§ Exercise description: Retype the lines between the line holding "y-tick-label: 35 — [55, 89, 75, 108]" and the line holding "grid — [91, 36, 580, 526]", inclusive, character for character.
— start Data for this task —
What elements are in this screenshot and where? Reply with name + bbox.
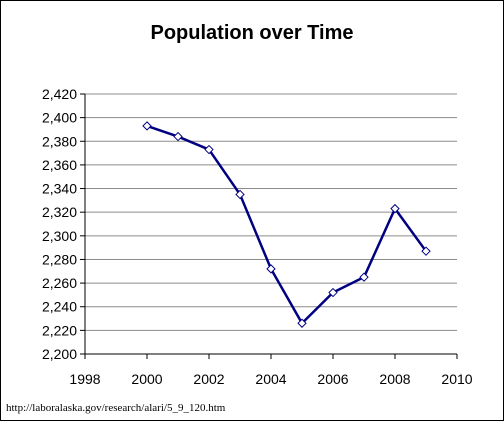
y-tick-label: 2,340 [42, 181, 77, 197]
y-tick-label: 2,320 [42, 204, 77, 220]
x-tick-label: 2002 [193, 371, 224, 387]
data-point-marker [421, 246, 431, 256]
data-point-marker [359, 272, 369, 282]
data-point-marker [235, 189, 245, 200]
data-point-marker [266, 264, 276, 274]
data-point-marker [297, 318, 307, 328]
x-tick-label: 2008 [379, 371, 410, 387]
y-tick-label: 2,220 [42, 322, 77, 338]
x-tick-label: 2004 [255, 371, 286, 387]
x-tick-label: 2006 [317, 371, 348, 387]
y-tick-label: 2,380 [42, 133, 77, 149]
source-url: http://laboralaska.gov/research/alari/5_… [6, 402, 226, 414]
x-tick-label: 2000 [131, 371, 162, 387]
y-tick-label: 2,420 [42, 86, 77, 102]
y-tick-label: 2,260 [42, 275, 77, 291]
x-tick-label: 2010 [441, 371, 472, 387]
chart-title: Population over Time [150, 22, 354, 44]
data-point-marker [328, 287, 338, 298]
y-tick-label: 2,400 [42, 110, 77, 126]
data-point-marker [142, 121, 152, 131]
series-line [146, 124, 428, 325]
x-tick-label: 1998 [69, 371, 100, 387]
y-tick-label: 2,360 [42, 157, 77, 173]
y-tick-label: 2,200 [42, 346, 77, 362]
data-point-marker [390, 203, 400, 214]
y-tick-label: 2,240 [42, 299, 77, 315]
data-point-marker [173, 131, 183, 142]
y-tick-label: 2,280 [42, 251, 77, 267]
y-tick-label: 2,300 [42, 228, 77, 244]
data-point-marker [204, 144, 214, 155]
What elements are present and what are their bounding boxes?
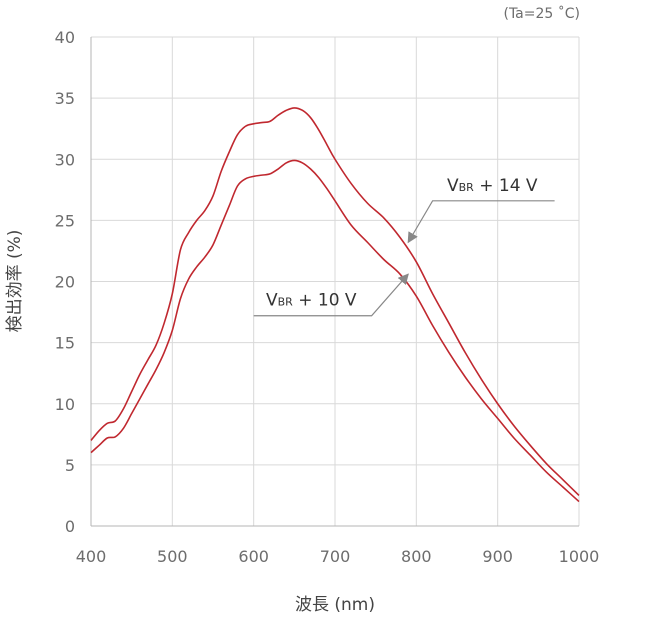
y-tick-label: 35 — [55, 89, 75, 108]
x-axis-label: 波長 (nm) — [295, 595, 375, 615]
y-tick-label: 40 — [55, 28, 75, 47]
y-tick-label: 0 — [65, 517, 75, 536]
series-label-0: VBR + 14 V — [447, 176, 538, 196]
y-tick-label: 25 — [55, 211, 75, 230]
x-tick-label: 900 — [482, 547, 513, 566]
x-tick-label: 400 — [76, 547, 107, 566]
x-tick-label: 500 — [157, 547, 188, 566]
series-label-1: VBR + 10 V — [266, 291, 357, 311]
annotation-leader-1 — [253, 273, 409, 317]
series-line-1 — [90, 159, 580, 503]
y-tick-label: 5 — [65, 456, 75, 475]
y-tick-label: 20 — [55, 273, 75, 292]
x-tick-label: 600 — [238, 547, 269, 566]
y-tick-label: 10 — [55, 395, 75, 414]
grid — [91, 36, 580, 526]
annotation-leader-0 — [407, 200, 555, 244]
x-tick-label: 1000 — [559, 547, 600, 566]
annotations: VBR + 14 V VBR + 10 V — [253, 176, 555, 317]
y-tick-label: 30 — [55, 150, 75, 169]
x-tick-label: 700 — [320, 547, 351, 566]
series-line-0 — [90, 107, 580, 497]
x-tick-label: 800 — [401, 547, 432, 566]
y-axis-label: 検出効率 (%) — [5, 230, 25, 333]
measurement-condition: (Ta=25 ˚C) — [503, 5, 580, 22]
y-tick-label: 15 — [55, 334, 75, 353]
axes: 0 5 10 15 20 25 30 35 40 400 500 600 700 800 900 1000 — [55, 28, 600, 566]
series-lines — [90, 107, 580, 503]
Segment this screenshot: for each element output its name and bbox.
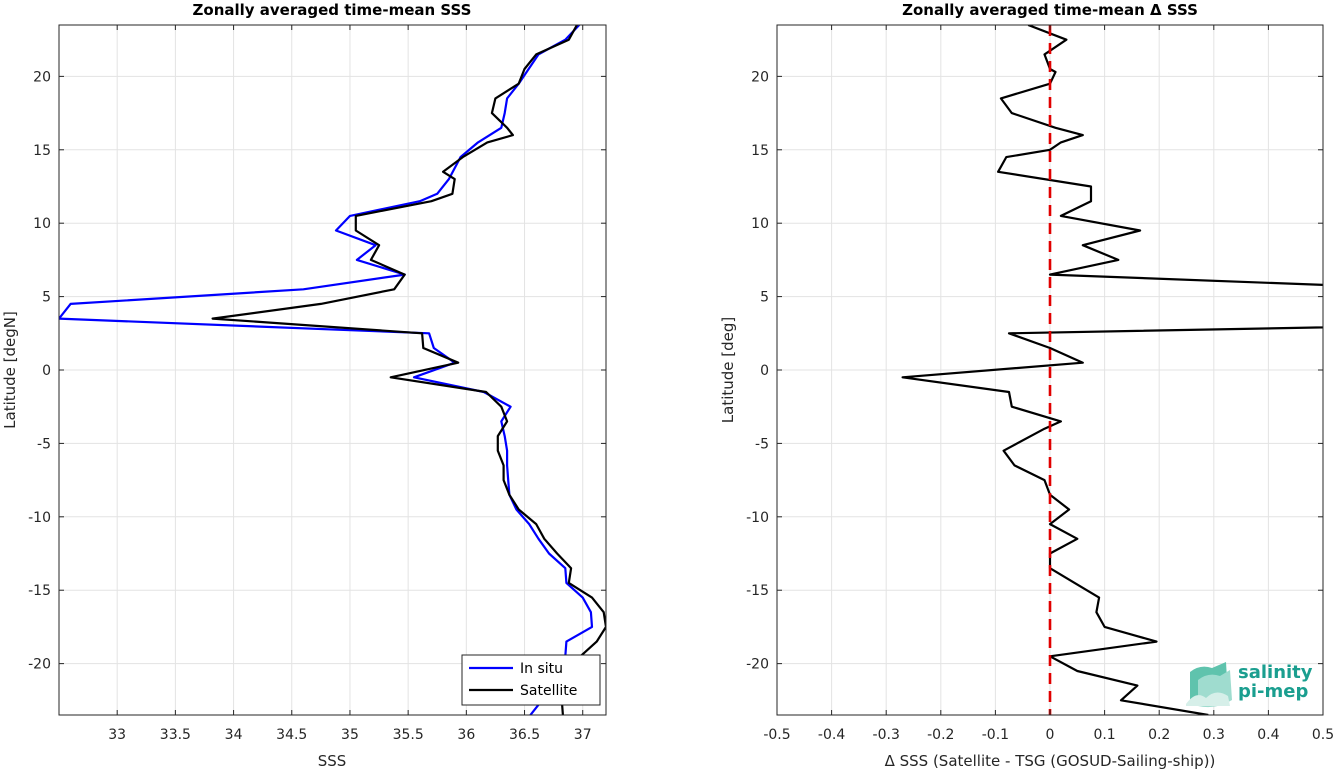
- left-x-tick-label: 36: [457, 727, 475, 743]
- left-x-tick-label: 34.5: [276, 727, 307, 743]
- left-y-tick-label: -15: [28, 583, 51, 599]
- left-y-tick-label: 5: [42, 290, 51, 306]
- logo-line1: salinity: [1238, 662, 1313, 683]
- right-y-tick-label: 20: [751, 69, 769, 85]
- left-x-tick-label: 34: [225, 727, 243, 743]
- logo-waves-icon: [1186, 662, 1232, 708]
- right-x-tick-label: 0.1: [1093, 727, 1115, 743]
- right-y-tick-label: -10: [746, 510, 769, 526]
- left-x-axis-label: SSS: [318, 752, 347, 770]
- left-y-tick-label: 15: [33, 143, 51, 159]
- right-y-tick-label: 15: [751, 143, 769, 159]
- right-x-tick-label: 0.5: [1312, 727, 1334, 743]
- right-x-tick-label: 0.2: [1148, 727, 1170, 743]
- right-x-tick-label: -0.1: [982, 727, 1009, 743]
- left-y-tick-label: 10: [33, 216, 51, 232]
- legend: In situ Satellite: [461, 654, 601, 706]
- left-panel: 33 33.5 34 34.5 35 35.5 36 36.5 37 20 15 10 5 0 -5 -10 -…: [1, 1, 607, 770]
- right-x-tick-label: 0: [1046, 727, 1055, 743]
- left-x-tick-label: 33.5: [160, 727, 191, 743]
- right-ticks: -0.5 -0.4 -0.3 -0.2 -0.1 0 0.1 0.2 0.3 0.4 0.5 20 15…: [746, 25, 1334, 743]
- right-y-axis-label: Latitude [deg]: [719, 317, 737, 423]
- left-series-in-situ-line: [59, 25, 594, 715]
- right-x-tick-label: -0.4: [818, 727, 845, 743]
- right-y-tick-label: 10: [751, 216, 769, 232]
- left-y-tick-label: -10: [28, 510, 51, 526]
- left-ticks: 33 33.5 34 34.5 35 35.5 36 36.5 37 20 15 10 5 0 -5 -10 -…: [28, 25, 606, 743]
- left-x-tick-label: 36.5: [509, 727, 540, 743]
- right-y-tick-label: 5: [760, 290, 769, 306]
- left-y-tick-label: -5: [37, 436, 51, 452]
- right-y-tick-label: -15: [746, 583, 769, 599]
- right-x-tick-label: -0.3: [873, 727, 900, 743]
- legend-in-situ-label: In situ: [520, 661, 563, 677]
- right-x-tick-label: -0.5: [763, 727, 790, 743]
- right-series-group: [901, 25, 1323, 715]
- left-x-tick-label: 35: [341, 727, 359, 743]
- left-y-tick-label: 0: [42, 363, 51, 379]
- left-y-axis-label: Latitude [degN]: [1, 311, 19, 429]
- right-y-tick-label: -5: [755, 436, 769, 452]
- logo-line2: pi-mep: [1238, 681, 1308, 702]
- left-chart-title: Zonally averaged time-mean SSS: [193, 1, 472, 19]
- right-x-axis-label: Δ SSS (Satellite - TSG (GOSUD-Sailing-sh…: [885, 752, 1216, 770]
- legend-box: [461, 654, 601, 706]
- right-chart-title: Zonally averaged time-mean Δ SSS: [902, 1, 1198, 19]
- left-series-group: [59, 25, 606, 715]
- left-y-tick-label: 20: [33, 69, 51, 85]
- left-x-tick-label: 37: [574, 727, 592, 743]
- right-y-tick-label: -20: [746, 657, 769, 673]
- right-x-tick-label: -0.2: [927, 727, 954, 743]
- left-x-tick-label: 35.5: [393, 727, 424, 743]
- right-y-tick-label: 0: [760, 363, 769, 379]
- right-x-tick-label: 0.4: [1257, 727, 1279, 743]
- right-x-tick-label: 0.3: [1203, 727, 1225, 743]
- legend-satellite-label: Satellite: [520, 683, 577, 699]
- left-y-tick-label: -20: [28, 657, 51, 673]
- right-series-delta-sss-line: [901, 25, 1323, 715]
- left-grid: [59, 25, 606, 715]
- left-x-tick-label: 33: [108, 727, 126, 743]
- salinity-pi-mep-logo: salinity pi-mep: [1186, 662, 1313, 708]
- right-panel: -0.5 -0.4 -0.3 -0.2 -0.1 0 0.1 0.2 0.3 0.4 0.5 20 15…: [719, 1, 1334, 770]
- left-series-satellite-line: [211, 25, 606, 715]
— end Data for this task —
— start Data for this task —
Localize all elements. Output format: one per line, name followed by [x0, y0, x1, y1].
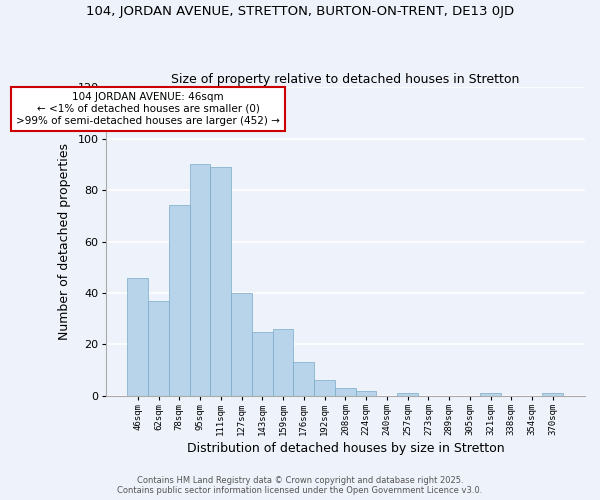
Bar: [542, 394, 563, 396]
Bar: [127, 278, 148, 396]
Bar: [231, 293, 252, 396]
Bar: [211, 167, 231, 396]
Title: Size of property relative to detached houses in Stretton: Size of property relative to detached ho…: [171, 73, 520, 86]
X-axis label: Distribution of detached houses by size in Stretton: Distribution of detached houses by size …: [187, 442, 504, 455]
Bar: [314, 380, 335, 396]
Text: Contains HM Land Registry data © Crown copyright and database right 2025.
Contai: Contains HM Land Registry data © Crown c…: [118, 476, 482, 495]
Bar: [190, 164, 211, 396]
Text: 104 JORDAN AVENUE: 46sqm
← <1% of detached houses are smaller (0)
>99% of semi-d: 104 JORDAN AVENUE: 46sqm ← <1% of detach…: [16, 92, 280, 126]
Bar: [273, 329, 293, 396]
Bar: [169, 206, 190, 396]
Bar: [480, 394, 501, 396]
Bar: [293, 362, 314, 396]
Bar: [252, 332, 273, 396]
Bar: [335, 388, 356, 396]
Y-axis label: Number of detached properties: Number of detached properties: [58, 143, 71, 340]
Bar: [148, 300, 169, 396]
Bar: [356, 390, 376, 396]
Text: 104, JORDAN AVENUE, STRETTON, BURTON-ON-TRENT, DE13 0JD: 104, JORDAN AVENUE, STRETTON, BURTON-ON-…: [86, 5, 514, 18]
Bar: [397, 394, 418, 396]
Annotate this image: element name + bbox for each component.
— end Data for this task —
— start Data for this task —
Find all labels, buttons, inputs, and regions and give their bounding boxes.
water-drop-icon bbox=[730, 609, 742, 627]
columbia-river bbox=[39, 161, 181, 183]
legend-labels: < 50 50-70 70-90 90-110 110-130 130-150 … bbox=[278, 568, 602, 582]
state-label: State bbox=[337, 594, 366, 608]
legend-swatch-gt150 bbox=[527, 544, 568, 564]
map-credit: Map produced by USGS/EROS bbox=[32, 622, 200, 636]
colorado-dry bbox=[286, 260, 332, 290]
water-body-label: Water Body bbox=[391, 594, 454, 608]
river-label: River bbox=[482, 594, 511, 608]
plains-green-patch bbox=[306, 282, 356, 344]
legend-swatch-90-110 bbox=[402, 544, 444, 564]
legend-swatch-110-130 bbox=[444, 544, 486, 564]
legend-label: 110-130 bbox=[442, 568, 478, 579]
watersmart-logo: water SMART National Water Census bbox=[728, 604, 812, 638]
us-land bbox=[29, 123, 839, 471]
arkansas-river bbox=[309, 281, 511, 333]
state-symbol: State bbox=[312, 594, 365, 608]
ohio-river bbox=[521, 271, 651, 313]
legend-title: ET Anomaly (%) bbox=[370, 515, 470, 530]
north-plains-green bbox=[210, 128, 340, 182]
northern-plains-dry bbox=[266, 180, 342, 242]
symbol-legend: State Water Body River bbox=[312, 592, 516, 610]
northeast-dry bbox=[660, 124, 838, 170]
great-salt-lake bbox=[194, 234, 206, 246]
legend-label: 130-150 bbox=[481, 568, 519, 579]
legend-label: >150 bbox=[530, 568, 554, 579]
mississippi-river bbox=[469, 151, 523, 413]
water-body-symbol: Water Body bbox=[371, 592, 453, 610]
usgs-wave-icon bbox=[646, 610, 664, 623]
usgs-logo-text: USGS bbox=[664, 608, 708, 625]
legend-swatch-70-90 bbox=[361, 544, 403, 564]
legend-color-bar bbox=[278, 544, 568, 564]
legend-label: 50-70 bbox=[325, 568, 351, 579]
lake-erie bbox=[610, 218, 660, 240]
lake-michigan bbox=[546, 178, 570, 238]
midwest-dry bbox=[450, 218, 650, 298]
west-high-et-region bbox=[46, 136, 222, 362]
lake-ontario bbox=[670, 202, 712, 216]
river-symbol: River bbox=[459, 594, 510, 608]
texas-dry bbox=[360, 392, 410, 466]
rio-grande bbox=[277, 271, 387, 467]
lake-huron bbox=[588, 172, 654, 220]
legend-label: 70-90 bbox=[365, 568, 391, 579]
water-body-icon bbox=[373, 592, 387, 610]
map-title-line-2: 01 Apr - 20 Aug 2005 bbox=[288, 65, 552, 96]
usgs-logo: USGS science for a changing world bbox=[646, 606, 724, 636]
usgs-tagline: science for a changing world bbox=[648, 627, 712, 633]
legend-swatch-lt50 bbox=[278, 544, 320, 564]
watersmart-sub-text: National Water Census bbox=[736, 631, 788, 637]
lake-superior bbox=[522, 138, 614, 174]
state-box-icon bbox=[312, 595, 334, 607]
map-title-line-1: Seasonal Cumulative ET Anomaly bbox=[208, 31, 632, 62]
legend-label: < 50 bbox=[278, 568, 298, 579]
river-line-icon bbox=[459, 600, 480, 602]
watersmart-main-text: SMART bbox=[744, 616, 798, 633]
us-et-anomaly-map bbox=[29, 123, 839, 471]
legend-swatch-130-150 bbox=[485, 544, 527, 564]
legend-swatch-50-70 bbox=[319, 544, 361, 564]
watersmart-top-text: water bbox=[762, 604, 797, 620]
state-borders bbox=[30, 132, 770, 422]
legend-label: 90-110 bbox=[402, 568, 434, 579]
— end Data for this task —
§ Written response:
y-tick-label: 35 — [55, 89, 75, 108]
x-axis-label: 波長 (nm) — [295, 595, 375, 615]
y-tick-label: 40 — [55, 28, 75, 47]
y-tick-label: 0 — [65, 517, 75, 536]
series-label-0: VBR + 14 V — [447, 176, 538, 196]
y-tick-label: 25 — [55, 211, 75, 230]
x-tick-label: 900 — [482, 547, 513, 566]
x-tick-label: 400 — [76, 547, 107, 566]
x-tick-label: 500 — [157, 547, 188, 566]
series-label-1: VBR + 10 V — [266, 291, 357, 311]
annotation-leader-1 — [253, 273, 409, 317]
series-line-1 — [90, 159, 580, 503]
y-tick-label: 5 — [65, 456, 75, 475]
y-tick-label: 20 — [55, 273, 75, 292]
x-tick-label: 600 — [238, 547, 269, 566]
y-tick-label: 10 — [55, 395, 75, 414]
grid — [91, 36, 580, 526]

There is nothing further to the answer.